Extracted data =

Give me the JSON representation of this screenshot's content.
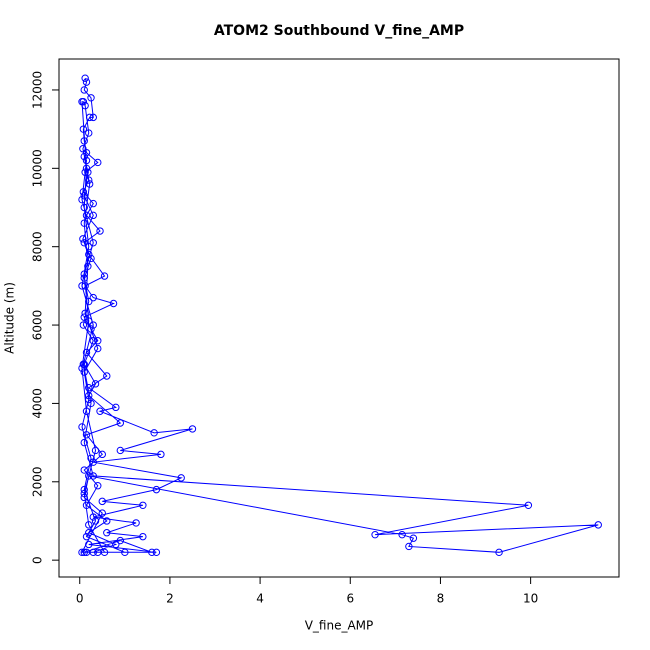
{
  "chart_data": {
    "type": "line",
    "title": "ATOM2 Southbound V_fine_AMP",
    "x_label": "V_fine_AMP",
    "y_label": "Altitude (m)",
    "xlim": [
      -0.46,
      11.96
    ],
    "ylim": [
      -430,
      12790
    ],
    "xticks": [
      0,
      2,
      4,
      6,
      8,
      10
    ],
    "yticks": [
      0,
      2000,
      4000,
      6000,
      8000,
      10000,
      12000
    ],
    "color": "#0000ff",
    "marker": "circle",
    "x": [
      0.12,
      0.15,
      0.1,
      0.25,
      0.3,
      0.22,
      0.08,
      0.1,
      0.15,
      0.4,
      0.12,
      0.2,
      0.08,
      0.3,
      0.15,
      0.45,
      0.1,
      0.2,
      0.55,
      0.12,
      0.3,
      0.75,
      0.1,
      0.25,
      0.4,
      0.15,
      0.6,
      0.2,
      0.8,
      0.45,
      1.65,
      2.5,
      0.9,
      1.8,
      0.3,
      2.25,
      1.7,
      0.5,
      1.4,
      0.3,
      1.25,
      0.6,
      1.4,
      0.2,
      1.7,
      0.15,
      0.3,
      0.8,
      0.2,
      0.6,
      0.15,
      0.4,
      0.1,
      0.5,
      0.15,
      0.9,
      0.2,
      0.35,
      0.1,
      0.3,
      0.08,
      0.2,
      0.1,
      0.25,
      0.07,
      0.3,
      0.1,
      0.18,
      0.07,
      0.2,
      0.12,
      0.08,
      0.05,
      0.15,
      0.1,
      0.2,
      0.05,
      0.3,
      0.08,
      0.25,
      0.1,
      0.3,
      9.95,
      6.55,
      11.5,
      9.3,
      7.3,
      7.4,
      7.15,
      0.2,
      0.1,
      0.5,
      0.05,
      0.4,
      1.0,
      0.15,
      0.35,
      0.1,
      0.25,
      0.05,
      0.2,
      0.1,
      0.4,
      0.12,
      0.18,
      0.1,
      0.22,
      0.1,
      0.15,
      0.05,
      0.3,
      0.1,
      0.2,
      0.05,
      0.15,
      0.35,
      0.1,
      0.2,
      0.55,
      1.6,
      0.9,
      0.1
    ],
    "values": [
      12300,
      12200,
      12000,
      11800,
      11300,
      11300,
      11000,
      10700,
      10400,
      10150,
      9900,
      9700,
      9400,
      9100,
      8800,
      8400,
      8100,
      7800,
      7250,
      7000,
      6700,
      6550,
      6200,
      5900,
      5600,
      5300,
      4700,
      4400,
      3900,
      3800,
      3250,
      3350,
      2800,
      2700,
      2500,
      2100,
      1800,
      1500,
      1400,
      1100,
      950,
      700,
      600,
      400,
      200,
      200,
      200,
      400,
      700,
      1000,
      1400,
      1900,
      2300,
      2700,
      3200,
      3500,
      4200,
      4500,
      5000,
      5600,
      6000,
      6600,
      7200,
      7700,
      8200,
      8800,
      9300,
      9900,
      10500,
      10900,
      11600,
      11700,
      11700,
      10000,
      9000,
      8000,
      7000,
      6000,
      5000,
      4000,
      3000,
      2150,
      1400,
      650,
      900,
      200,
      350,
      560,
      650,
      2150,
      1600,
      1200,
      200,
      200,
      200,
      600,
      1000,
      1800,
      2600,
      3400,
      4100,
      4800,
      5400,
      6300,
      7500,
      8600,
      9600,
      10300,
      10200,
      9200,
      8100,
      7300,
      6100,
      4900,
      3800,
      2800,
      1700,
      900,
      200,
      200,
      500,
      200
    ]
  }
}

Task objective = Transcribe the entries above verbatim, omitting their pictures.

Answer =
Give me the JSON representation of this screenshot's content.
{
  "chart_data": {
    "type": "line",
    "title": "ATOM2 Southbound V_fine_AMP",
    "x_label": "V_fine_AMP",
    "y_label": "Altitude (m)",
    "xlim": [
      -0.46,
      11.96
    ],
    "ylim": [
      -430,
      12790
    ],
    "xticks": [
      0,
      2,
      4,
      6,
      8,
      10
    ],
    "yticks": [
      0,
      2000,
      4000,
      6000,
      8000,
      10000,
      12000
    ],
    "color": "#0000ff",
    "marker": "circle",
    "x": [
      0.12,
      0.15,
      0.1,
      0.25,
      0.3,
      0.22,
      0.08,
      0.1,
      0.15,
      0.4,
      0.12,
      0.2,
      0.08,
      0.3,
      0.15,
      0.45,
      0.1,
      0.2,
      0.55,
      0.12,
      0.3,
      0.75,
      0.1,
      0.25,
      0.4,
      0.15,
      0.6,
      0.2,
      0.8,
      0.45,
      1.65,
      2.5,
      0.9,
      1.8,
      0.3,
      2.25,
      1.7,
      0.5,
      1.4,
      0.3,
      1.25,
      0.6,
      1.4,
      0.2,
      1.7,
      0.15,
      0.3,
      0.8,
      0.2,
      0.6,
      0.15,
      0.4,
      0.1,
      0.5,
      0.15,
      0.9,
      0.2,
      0.35,
      0.1,
      0.3,
      0.08,
      0.2,
      0.1,
      0.25,
      0.07,
      0.3,
      0.1,
      0.18,
      0.07,
      0.2,
      0.12,
      0.08,
      0.05,
      0.15,
      0.1,
      0.2,
      0.05,
      0.3,
      0.08,
      0.25,
      0.1,
      0.3,
      9.95,
      6.55,
      11.5,
      9.3,
      7.3,
      7.4,
      7.15,
      0.2,
      0.1,
      0.5,
      0.05,
      0.4,
      1.0,
      0.15,
      0.35,
      0.1,
      0.25,
      0.05,
      0.2,
      0.1,
      0.4,
      0.12,
      0.18,
      0.1,
      0.22,
      0.1,
      0.15,
      0.05,
      0.3,
      0.1,
      0.2,
      0.05,
      0.15,
      0.35,
      0.1,
      0.2,
      0.55,
      1.6,
      0.9,
      0.1
    ],
    "values": [
      12300,
      12200,
      12000,
      11800,
      11300,
      11300,
      11000,
      10700,
      10400,
      10150,
      9900,
      9700,
      9400,
      9100,
      8800,
      8400,
      8100,
      7800,
      7250,
      7000,
      6700,
      6550,
      6200,
      5900,
      5600,
      5300,
      4700,
      4400,
      3900,
      3800,
      3250,
      3350,
      2800,
      2700,
      2500,
      2100,
      1800,
      1500,
      1400,
      1100,
      950,
      700,
      600,
      400,
      200,
      200,
      200,
      400,
      700,
      1000,
      1400,
      1900,
      2300,
      2700,
      3200,
      3500,
      4200,
      4500,
      5000,
      5600,
      6000,
      6600,
      7200,
      7700,
      8200,
      8800,
      9300,
      9900,
      10500,
      10900,
      11600,
      11700,
      11700,
      10000,
      9000,
      8000,
      7000,
      6000,
      5000,
      4000,
      3000,
      2150,
      1400,
      650,
      900,
      200,
      350,
      560,
      650,
      2150,
      1600,
      1200,
      200,
      200,
      200,
      600,
      1000,
      1800,
      2600,
      3400,
      4100,
      4800,
      5400,
      6300,
      7500,
      8600,
      9600,
      10300,
      10200,
      9200,
      8100,
      7300,
      6100,
      4900,
      3800,
      2800,
      1700,
      900,
      200,
      200,
      500,
      200
    ]
  }
}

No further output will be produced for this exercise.